Records
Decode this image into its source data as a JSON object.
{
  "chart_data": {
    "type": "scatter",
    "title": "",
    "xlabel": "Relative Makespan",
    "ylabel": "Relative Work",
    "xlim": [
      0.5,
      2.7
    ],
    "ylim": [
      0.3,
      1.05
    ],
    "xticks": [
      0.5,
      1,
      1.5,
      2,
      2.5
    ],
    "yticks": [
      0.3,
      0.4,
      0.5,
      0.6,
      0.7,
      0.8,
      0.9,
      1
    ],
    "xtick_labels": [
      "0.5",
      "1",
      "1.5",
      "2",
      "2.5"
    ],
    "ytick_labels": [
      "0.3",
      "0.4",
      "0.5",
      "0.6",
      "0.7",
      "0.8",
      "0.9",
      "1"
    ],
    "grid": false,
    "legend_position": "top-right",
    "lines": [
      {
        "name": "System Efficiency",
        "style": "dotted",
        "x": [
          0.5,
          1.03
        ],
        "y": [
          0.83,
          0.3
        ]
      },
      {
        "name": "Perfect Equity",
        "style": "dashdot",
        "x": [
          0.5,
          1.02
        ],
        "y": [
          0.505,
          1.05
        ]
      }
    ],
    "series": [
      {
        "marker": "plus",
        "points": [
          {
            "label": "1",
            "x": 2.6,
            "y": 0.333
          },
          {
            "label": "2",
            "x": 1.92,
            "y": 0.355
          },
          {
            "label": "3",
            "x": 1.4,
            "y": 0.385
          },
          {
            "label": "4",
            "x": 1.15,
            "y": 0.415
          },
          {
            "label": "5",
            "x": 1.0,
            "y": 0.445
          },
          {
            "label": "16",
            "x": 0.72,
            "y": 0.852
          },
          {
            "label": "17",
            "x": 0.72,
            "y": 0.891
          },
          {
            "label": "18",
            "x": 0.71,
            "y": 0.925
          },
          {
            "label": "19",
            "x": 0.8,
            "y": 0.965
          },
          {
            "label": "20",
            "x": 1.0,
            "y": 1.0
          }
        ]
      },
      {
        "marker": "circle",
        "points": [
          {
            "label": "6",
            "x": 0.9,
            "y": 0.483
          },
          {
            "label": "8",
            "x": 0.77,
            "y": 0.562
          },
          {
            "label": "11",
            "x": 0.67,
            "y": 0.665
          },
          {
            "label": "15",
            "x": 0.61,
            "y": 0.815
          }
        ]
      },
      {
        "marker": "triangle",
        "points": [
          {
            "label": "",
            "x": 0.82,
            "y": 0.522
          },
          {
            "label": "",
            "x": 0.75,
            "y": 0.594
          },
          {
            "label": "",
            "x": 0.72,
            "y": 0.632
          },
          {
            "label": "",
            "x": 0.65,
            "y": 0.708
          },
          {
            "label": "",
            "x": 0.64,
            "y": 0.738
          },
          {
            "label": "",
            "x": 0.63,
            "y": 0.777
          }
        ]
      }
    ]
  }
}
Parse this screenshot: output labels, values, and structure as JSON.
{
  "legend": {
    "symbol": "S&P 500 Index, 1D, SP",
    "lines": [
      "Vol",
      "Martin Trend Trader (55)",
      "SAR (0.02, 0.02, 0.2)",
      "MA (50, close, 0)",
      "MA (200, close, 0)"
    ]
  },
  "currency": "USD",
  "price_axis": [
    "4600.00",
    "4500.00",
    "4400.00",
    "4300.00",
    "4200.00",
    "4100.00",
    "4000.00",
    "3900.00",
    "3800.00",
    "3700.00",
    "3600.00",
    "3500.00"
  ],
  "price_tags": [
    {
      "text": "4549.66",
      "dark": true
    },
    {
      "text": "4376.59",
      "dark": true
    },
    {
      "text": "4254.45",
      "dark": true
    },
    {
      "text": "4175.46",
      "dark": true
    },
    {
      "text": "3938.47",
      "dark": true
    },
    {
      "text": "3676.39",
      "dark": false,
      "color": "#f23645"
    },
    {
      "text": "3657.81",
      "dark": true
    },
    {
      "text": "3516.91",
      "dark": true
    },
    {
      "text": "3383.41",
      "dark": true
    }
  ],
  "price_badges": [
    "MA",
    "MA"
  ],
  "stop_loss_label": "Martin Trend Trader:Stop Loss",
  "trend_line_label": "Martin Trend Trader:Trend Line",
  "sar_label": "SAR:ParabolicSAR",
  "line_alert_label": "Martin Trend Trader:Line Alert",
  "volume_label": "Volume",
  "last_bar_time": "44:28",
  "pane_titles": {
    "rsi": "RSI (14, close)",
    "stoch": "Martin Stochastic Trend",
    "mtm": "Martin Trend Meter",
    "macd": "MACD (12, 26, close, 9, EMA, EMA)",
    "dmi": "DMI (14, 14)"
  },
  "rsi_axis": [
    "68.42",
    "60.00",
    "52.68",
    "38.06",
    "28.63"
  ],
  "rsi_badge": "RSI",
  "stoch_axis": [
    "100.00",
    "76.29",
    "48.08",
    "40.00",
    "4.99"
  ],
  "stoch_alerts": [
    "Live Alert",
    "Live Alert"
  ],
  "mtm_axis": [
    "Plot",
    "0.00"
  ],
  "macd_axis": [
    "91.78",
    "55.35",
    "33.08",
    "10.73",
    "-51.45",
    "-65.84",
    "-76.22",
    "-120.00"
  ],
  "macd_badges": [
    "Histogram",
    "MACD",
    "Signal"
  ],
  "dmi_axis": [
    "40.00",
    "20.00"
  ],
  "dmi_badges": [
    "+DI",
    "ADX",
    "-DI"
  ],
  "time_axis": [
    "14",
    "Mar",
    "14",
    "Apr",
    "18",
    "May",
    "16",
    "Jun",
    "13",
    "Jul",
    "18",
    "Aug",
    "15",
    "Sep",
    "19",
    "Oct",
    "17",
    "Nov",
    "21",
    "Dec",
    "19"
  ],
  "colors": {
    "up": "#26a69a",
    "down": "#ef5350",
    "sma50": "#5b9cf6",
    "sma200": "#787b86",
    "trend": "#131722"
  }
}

Set exercise> Write out all records exactly, keeping every detail.

Task answer>
Decode this image into its source data as a JSON object.
{
  "chart_data": {
    "type": "scatter",
    "title": "",
    "xlabel": "Relative Makespan",
    "ylabel": "Relative Work",
    "xlim": [
      0.5,
      2.7
    ],
    "ylim": [
      0.3,
      1.05
    ],
    "xticks": [
      0.5,
      1,
      1.5,
      2,
      2.5
    ],
    "yticks": [
      0.3,
      0.4,
      0.5,
      0.6,
      0.7,
      0.8,
      0.9,
      1
    ],
    "xtick_labels": [
      "0.5",
      "1",
      "1.5",
      "2",
      "2.5"
    ],
    "ytick_labels": [
      "0.3",
      "0.4",
      "0.5",
      "0.6",
      "0.7",
      "0.8",
      "0.9",
      "1"
    ],
    "grid": false,
    "legend_position": "top-right",
    "lines": [
      {
        "name": "System Efficiency",
        "style": "dotted",
        "x": [
          0.5,
          1.03
        ],
        "y": [
          0.83,
          0.3
        ]
      },
      {
        "name": "Perfect Equity",
        "style": "dashdot",
        "x": [
          0.5,
          1.02
        ],
        "y": [
          0.505,
          1.05
        ]
      }
    ],
    "series": [
      {
        "marker": "plus",
        "points": [
          {
            "label": "1",
            "x": 2.6,
            "y": 0.333
          },
          {
            "label": "2",
            "x": 1.92,
            "y": 0.355
          },
          {
            "label": "3",
            "x": 1.4,
            "y": 0.385
          },
          {
            "label": "4",
            "x": 1.15,
            "y": 0.415
          },
          {
            "label": "5",
            "x": 1.0,
            "y": 0.445
          },
          {
            "label": "16",
            "x": 0.72,
            "y": 0.852
          },
          {
            "label": "17",
            "x": 0.72,
            "y": 0.891
          },
          {
            "label": "18",
            "x": 0.71,
            "y": 0.925
          },
          {
            "label": "19",
            "x": 0.8,
            "y": 0.965
          },
          {
            "label": "20",
            "x": 1.0,
            "y": 1.0
          }
        ]
      },
      {
        "marker": "circle",
        "points": [
          {
            "label": "6",
            "x": 0.9,
            "y": 0.483
          },
          {
            "label": "8",
            "x": 0.77,
            "y": 0.562
          },
          {
            "label": "11",
            "x": 0.67,
            "y": 0.665
          },
          {
            "label": "15",
            "x": 0.61,
            "y": 0.815
          }
        ]
      },
      {
        "marker": "triangle",
        "points": [
          {
            "label": "",
            "x": 0.82,
            "y": 0.522
          },
          {
            "label": "",
            "x": 0.75,
            "y": 0.594
          },
          {
            "label": "",
            "x": 0.72,
            "y": 0.632
          },
          {
            "label": "",
            "x": 0.65,
            "y": 0.708
          },
          {
            "label": "",
            "x": 0.64,
            "y": 0.738
          },
          {
            "label": "",
            "x": 0.63,
            "y": 0.777
          }
        ]
      }
    ]
  }
}
Parse this screenshot: output labels, values, and structure as JSON.
{
  "legend": {
    "symbol": "S&P 500 Index, 1D, SP",
    "lines": [
      "Vol",
      "Martin Trend Trader (55)",
      "SAR (0.02, 0.02, 0.2)",
      "MA (50, close, 0)",
      "MA (200, close, 0)"
    ]
  },
  "currency": "USD",
  "price_axis": [
    "4600.00",
    "4500.00",
    "4400.00",
    "4300.00",
    "4200.00",
    "4100.00",
    "4000.00",
    "3900.00",
    "3800.00",
    "3700.00",
    "3600.00",
    "3500.00"
  ],
  "price_tags": [
    {
      "text": "4549.66",
      "dark": true
    },
    {
      "text": "4376.59",
      "dark": true
    },
    {
      "text": "4254.45",
      "dark": true
    },
    {
      "text": "4175.46",
      "dark": true
    },
    {
      "text": "3938.47",
      "dark": true
    },
    {
      "text": "3676.39",
      "dark": false,
      "color": "#f23645"
    },
    {
      "text": "3657.81",
      "dark": true
    },
    {
      "text": "3516.91",
      "dark": true
    },
    {
      "text": "3383.41",
      "dark": true
    }
  ],
  "price_badges": [
    "MA",
    "MA"
  ],
  "stop_loss_label": "Martin Trend Trader:Stop Loss",
  "trend_line_label": "Martin Trend Trader:Trend Line",
  "sar_label": "SAR:ParabolicSAR",
  "line_alert_label": "Martin Trend Trader:Line Alert",
  "volume_label": "Volume",
  "last_bar_time": "44:28",
  "pane_titles": {
    "rsi": "RSI (14, close)",
    "stoch": "Martin Stochastic Trend",
    "mtm": "Martin Trend Meter",
    "macd": "MACD (12, 26, close, 9, EMA, EMA)",
    "dmi": "DMI (14, 14)"
  },
  "rsi_axis": [
    "68.42",
    "60.00",
    "52.68",
    "38.06",
    "28.63"
  ],
  "rsi_badge": "RSI",
  "stoch_axis": [
    "100.00",
    "76.29",
    "48.08",
    "40.00",
    "4.99"
  ],
  "stoch_alerts": [
    "Live Alert",
    "Live Alert"
  ],
  "mtm_axis": [
    "Plot",
    "0.00"
  ],
  "macd_axis": [
    "91.78",
    "55.35",
    "33.08",
    "10.73",
    "-51.45",
    "-65.84",
    "-76.22",
    "-120.00"
  ],
  "macd_badges": [
    "Histogram",
    "MACD",
    "Signal"
  ],
  "dmi_axis": [
    "40.00",
    "20.00"
  ],
  "dmi_badges": [
    "+DI",
    "ADX",
    "-DI"
  ],
  "time_axis": [
    "14",
    "Mar",
    "14",
    "Apr",
    "18",
    "May",
    "16",
    "Jun",
    "13",
    "Jul",
    "18",
    "Aug",
    "15",
    "Sep",
    "19",
    "Oct",
    "17",
    "Nov",
    "21",
    "Dec",
    "19"
  ],
  "colors": {
    "up": "#26a69a",
    "down": "#ef5350",
    "sma50": "#5b9cf6",
    "sma200": "#787b86",
    "trend": "#131722"
  }
}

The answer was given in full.